Task details: Each line of the listing must be transcribed exactly, except for the images, which should be excluded.

==== Information shown ====

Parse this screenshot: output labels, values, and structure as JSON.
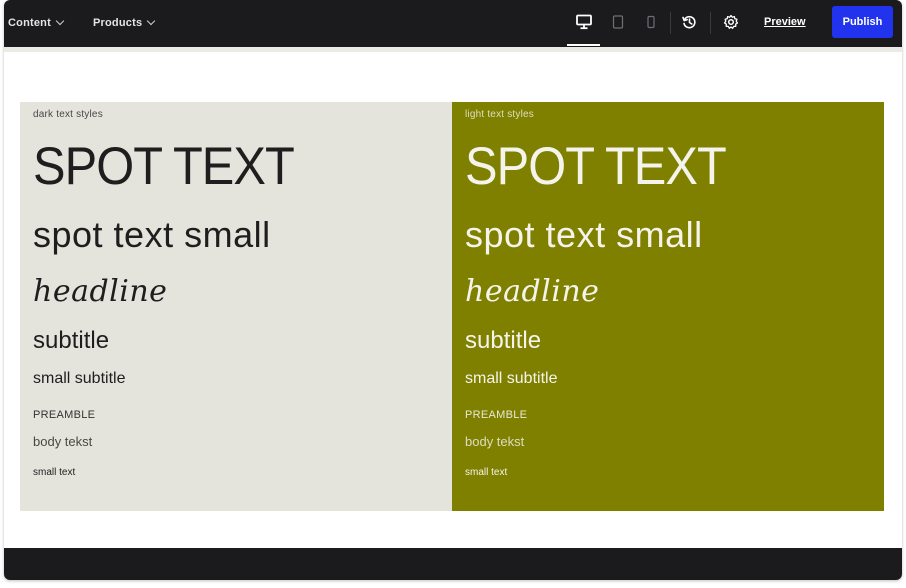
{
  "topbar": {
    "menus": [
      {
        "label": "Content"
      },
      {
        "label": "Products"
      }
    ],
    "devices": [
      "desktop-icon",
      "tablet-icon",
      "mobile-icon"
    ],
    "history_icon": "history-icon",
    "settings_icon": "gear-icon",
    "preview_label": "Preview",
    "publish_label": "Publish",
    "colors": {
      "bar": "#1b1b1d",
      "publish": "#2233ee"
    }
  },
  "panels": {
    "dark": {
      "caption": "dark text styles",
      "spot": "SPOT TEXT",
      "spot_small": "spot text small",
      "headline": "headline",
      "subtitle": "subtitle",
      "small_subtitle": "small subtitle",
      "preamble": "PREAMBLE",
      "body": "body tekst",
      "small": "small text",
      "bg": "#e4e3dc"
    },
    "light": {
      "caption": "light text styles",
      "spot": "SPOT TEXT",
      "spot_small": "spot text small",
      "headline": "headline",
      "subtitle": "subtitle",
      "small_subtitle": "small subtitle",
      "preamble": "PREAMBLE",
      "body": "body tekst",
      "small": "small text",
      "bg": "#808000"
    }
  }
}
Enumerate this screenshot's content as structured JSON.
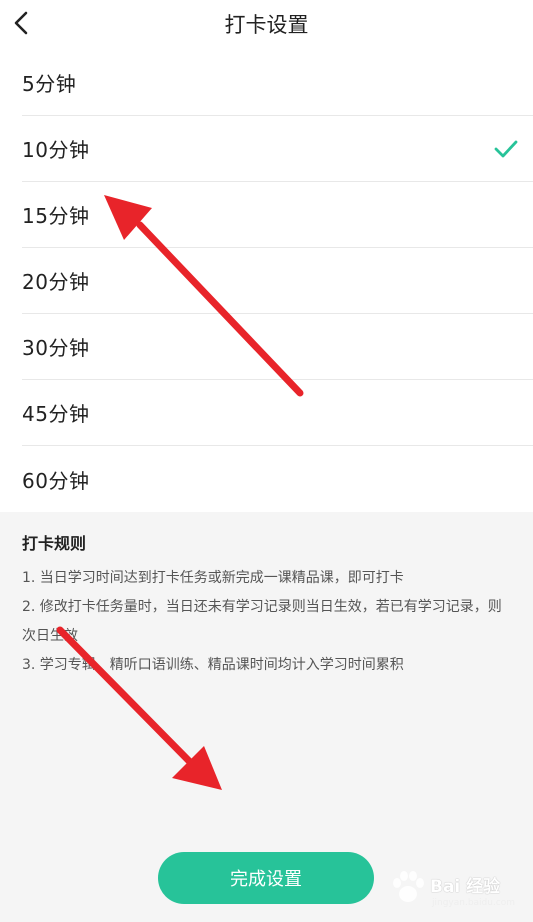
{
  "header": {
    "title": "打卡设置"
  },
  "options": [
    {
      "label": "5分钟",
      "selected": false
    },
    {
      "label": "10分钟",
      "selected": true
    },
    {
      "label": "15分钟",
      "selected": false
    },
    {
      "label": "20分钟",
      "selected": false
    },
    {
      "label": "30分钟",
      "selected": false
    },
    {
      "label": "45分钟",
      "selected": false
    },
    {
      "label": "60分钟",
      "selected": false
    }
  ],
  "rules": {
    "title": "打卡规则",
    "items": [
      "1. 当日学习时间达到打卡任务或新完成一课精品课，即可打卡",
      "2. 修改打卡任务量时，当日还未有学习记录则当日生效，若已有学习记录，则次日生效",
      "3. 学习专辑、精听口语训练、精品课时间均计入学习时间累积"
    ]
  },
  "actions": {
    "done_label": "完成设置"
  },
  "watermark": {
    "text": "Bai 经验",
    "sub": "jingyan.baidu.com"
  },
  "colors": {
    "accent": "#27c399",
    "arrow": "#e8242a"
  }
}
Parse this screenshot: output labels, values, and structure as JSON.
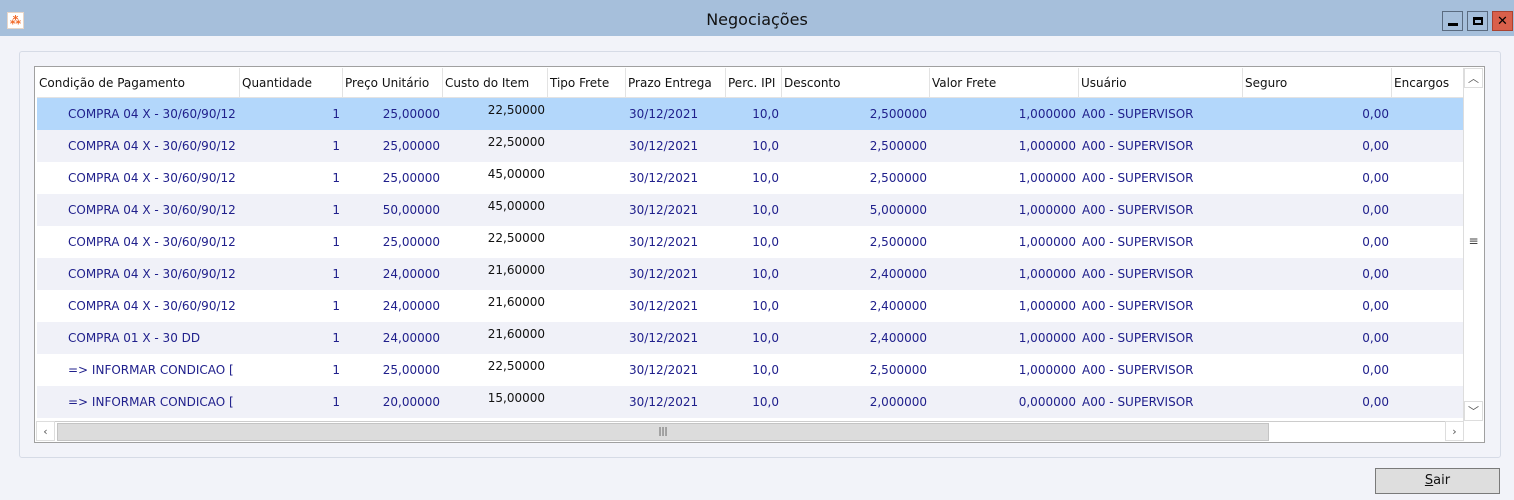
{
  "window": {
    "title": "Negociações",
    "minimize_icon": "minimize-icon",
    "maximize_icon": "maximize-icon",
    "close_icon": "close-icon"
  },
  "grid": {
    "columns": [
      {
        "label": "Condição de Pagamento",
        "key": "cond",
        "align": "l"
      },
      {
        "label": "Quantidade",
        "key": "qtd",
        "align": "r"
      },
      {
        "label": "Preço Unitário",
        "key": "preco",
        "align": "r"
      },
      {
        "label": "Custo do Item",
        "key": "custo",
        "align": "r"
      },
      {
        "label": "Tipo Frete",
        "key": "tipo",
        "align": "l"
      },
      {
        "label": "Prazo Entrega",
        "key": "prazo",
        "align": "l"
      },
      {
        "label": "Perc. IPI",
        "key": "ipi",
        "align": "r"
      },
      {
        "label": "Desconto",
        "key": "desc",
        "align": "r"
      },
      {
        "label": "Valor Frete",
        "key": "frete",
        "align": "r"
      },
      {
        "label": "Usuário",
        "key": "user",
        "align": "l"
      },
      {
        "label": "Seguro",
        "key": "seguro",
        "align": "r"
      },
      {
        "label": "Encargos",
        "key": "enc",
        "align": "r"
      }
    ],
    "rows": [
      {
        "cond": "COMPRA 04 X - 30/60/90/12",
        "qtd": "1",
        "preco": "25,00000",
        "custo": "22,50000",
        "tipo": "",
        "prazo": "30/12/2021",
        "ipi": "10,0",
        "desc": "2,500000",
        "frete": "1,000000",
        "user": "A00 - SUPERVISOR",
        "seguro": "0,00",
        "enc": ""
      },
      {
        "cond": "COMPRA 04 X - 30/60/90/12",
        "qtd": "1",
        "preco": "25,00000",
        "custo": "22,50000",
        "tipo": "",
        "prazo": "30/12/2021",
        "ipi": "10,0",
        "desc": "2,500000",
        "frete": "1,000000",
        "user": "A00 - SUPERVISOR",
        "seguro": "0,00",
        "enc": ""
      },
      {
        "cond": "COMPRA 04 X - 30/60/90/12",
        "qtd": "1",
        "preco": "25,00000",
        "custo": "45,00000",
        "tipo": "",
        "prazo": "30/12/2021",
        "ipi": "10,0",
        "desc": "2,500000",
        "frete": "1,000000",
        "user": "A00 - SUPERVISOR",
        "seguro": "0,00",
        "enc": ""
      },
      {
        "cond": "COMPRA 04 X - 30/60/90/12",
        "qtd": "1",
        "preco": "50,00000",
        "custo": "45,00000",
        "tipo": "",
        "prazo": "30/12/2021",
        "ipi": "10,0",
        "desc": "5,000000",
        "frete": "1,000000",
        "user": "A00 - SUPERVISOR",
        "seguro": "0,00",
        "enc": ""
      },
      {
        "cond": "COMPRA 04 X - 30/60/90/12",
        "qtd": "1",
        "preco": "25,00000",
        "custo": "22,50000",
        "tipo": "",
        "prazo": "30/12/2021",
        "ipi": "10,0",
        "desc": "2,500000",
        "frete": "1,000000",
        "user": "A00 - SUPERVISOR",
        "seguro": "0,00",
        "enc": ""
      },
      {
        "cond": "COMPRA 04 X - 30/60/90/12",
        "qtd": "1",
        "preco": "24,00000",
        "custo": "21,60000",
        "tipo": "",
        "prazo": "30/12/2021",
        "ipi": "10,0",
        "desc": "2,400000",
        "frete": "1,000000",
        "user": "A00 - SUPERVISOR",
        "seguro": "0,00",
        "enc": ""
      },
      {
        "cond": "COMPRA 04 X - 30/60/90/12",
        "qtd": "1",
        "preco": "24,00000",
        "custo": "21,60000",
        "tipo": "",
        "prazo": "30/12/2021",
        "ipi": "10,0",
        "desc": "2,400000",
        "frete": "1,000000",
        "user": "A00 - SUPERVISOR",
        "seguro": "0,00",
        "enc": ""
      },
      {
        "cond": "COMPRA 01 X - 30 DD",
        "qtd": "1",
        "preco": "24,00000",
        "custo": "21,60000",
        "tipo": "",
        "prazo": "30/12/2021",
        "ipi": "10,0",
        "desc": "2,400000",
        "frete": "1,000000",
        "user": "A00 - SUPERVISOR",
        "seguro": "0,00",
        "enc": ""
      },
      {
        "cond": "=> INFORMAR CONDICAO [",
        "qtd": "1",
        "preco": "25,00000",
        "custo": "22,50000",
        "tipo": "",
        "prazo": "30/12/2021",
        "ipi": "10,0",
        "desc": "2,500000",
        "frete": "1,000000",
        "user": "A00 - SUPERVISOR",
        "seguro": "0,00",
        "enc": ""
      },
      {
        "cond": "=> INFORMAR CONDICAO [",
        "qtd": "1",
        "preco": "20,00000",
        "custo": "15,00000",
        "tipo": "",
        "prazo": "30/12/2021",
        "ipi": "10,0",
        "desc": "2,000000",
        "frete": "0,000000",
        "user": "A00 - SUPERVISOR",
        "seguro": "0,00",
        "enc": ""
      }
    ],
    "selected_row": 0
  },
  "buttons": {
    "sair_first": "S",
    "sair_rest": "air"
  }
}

====

Answer to this problem:
Parse this screenshot: output labels, values, and structure as JSON.
{
  "topbar": {
    "menus": [
      {
        "label": "Content"
      },
      {
        "label": "Products"
      }
    ],
    "devices": [
      "desktop-icon",
      "tablet-icon",
      "mobile-icon"
    ],
    "history_icon": "history-icon",
    "settings_icon": "gear-icon",
    "preview_label": "Preview",
    "publish_label": "Publish",
    "colors": {
      "bar": "#1b1b1d",
      "publish": "#2233ee"
    }
  },
  "panels": {
    "dark": {
      "caption": "dark text styles",
      "spot": "SPOT TEXT",
      "spot_small": "spot text small",
      "headline": "headline",
      "subtitle": "subtitle",
      "small_subtitle": "small subtitle",
      "preamble": "PREAMBLE",
      "body": "body tekst",
      "small": "small text",
      "bg": "#e4e3dc"
    },
    "light": {
      "caption": "light text styles",
      "spot": "SPOT TEXT",
      "spot_small": "spot text small",
      "headline": "headline",
      "subtitle": "subtitle",
      "small_subtitle": "small subtitle",
      "preamble": "PREAMBLE",
      "body": "body tekst",
      "small": "small text",
      "bg": "#808000"
    }
  }
}
Enumerate this screenshot's content as structured JSON.
{
  "header": {
    "title": "打卡设置"
  },
  "options": [
    {
      "label": "5分钟",
      "selected": false
    },
    {
      "label": "10分钟",
      "selected": true
    },
    {
      "label": "15分钟",
      "selected": false
    },
    {
      "label": "20分钟",
      "selected": false
    },
    {
      "label": "30分钟",
      "selected": false
    },
    {
      "label": "45分钟",
      "selected": false
    },
    {
      "label": "60分钟",
      "selected": false
    }
  ],
  "rules": {
    "title": "打卡规则",
    "items": [
      "1. 当日学习时间达到打卡任务或新完成一课精品课，即可打卡",
      "2. 修改打卡任务量时，当日还未有学习记录则当日生效，若已有学习记录，则次日生效",
      "3. 学习专辑、精听口语训练、精品课时间均计入学习时间累积"
    ]
  },
  "actions": {
    "done_label": "完成设置"
  },
  "watermark": {
    "text": "Bai 经验",
    "sub": "jingyan.baidu.com"
  },
  "colors": {
    "accent": "#27c399",
    "arrow": "#e8242a"
  }
}
Parse this screenshot: output labels, values, and structure as JSON.
{
  "window": {
    "title": "Negociações",
    "minimize_icon": "minimize-icon",
    "maximize_icon": "maximize-icon",
    "close_icon": "close-icon"
  },
  "grid": {
    "columns": [
      {
        "label": "Condição de Pagamento",
        "key": "cond",
        "align": "l"
      },
      {
        "label": "Quantidade",
        "key": "qtd",
        "align": "r"
      },
      {
        "label": "Preço Unitário",
        "key": "preco",
        "align": "r"
      },
      {
        "label": "Custo do Item",
        "key": "custo",
        "align": "r"
      },
      {
        "label": "Tipo Frete",
        "key": "tipo",
        "align": "l"
      },
      {
        "label": "Prazo Entrega",
        "key": "prazo",
        "align": "l"
      },
      {
        "label": "Perc. IPI",
        "key": "ipi",
        "align": "r"
      },
      {
        "label": "Desconto",
        "key": "desc",
        "align": "r"
      },
      {
        "label": "Valor Frete",
        "key": "frete",
        "align": "r"
      },
      {
        "label": "Usuário",
        "key": "user",
        "align": "l"
      },
      {
        "label": "Seguro",
        "key": "seguro",
        "align": "r"
      },
      {
        "label": "Encargos",
        "key": "enc",
        "align": "r"
      }
    ],
    "rows": [
      {
        "cond": "COMPRA 04 X - 30/60/90/12",
        "qtd": "1",
        "preco": "25,00000",
        "custo": "22,50000",
        "tipo": "",
        "prazo": "30/12/2021",
        "ipi": "10,0",
        "desc": "2,500000",
        "frete": "1,000000",
        "user": "A00 - SUPERVISOR",
        "seguro": "0,00",
        "enc": ""
      },
      {
        "cond": "COMPRA 04 X - 30/60/90/12",
        "qtd": "1",
        "preco": "25,00000",
        "custo": "22,50000",
        "tipo": "",
        "prazo": "30/12/2021",
        "ipi": "10,0",
        "desc": "2,500000",
        "frete": "1,000000",
        "user": "A00 - SUPERVISOR",
        "seguro": "0,00",
        "enc": ""
      },
      {
        "cond": "COMPRA 04 X - 30/60/90/12",
        "qtd": "1",
        "preco": "25,00000",
        "custo": "45,00000",
        "tipo": "",
        "prazo": "30/12/2021",
        "ipi": "10,0",
        "desc": "2,500000",
        "frete": "1,000000",
        "user": "A00 - SUPERVISOR",
        "seguro": "0,00",
        "enc": ""
      },
      {
        "cond": "COMPRA 04 X - 30/60/90/12",
        "qtd": "1",
        "preco": "50,00000",
        "custo": "45,00000",
        "tipo": "",
        "prazo": "30/12/2021",
        "ipi": "10,0",
        "desc": "5,000000",
        "frete": "1,000000",
        "user": "A00 - SUPERVISOR",
        "seguro": "0,00",
        "enc": ""
      },
      {
        "cond": "COMPRA 04 X - 30/60/90/12",
        "qtd": "1",
        "preco": "25,00000",
        "custo": "22,50000",
        "tipo": "",
        "prazo": "30/12/2021",
        "ipi": "10,0",
        "desc": "2,500000",
        "frete": "1,000000",
        "user": "A00 - SUPERVISOR",
        "seguro": "0,00",
        "enc": ""
      },
      {
        "cond": "COMPRA 04 X - 30/60/90/12",
        "qtd": "1",
        "preco": "24,00000",
        "custo": "21,60000",
        "tipo": "",
        "prazo": "30/12/2021",
        "ipi": "10,0",
        "desc": "2,400000",
        "frete": "1,000000",
        "user": "A00 - SUPERVISOR",
        "seguro": "0,00",
        "enc": ""
      },
      {
        "cond": "COMPRA 04 X - 30/60/90/12",
        "qtd": "1",
        "preco": "24,00000",
        "custo": "21,60000",
        "tipo": "",
        "prazo": "30/12/2021",
        "ipi": "10,0",
        "desc": "2,400000",
        "frete": "1,000000",
        "user": "A00 - SUPERVISOR",
        "seguro": "0,00",
        "enc": ""
      },
      {
        "cond": "COMPRA 01 X - 30 DD",
        "qtd": "1",
        "preco": "24,00000",
        "custo": "21,60000",
        "tipo": "",
        "prazo": "30/12/2021",
        "ipi": "10,0",
        "desc": "2,400000",
        "frete": "1,000000",
        "user": "A00 - SUPERVISOR",
        "seguro": "0,00",
        "enc": ""
      },
      {
        "cond": "=> INFORMAR CONDICAO [",
        "qtd": "1",
        "preco": "25,00000",
        "custo": "22,50000",
        "tipo": "",
        "prazo": "30/12/2021",
        "ipi": "10,0",
        "desc": "2,500000",
        "frete": "1,000000",
        "user": "A00 - SUPERVISOR",
        "seguro": "0,00",
        "enc": ""
      },
      {
        "cond": "=> INFORMAR CONDICAO [",
        "qtd": "1",
        "preco": "20,00000",
        "custo": "15,00000",
        "tipo": "",
        "prazo": "30/12/2021",
        "ipi": "10,0",
        "desc": "2,000000",
        "frete": "0,000000",
        "user": "A00 - SUPERVISOR",
        "seguro": "0,00",
        "enc": ""
      }
    ],
    "selected_row": 0
  },
  "buttons": {
    "sair_first": "S",
    "sair_rest": "air"
  }
}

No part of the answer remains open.